— Start —

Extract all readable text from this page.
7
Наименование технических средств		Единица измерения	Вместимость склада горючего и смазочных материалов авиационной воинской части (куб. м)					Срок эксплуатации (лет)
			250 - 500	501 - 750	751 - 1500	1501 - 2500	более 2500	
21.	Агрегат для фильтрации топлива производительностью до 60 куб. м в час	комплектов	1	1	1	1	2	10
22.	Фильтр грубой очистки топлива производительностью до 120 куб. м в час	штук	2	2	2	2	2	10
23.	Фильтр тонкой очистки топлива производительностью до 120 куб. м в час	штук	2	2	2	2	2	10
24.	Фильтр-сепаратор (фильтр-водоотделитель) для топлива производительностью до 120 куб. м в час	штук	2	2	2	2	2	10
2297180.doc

— End —

Give an exact copy of all the data shown above.

**Task response**
Extract all readable text from this page.
7
Наименование технических средств		Единица измерения	Вместимость склада горючего и смазочных материалов авиационной воинской части (куб. м)					Срок эксплуатации (лет)
			250 - 500	501 - 750	751 - 1500	1501 - 2500	более 2500	
21.	Агрегат для фильтрации топлива производительностью до 60 куб. м в час	комплектов	1	1	1	1	2	10
22.	Фильтр грубой очистки топлива производительностью до 120 куб. м в час	штук	2	2	2	2	2	10
23.	Фильтр тонкой очистки топлива производительностью до 120 куб. м в час	штук	2	2	2	2	2	10
24.	Фильтр-сепаратор (фильтр-водоотделитель) для топлива производительностью до 120 куб. м в час	штук	2	2	2	2	2	10
2297180.doc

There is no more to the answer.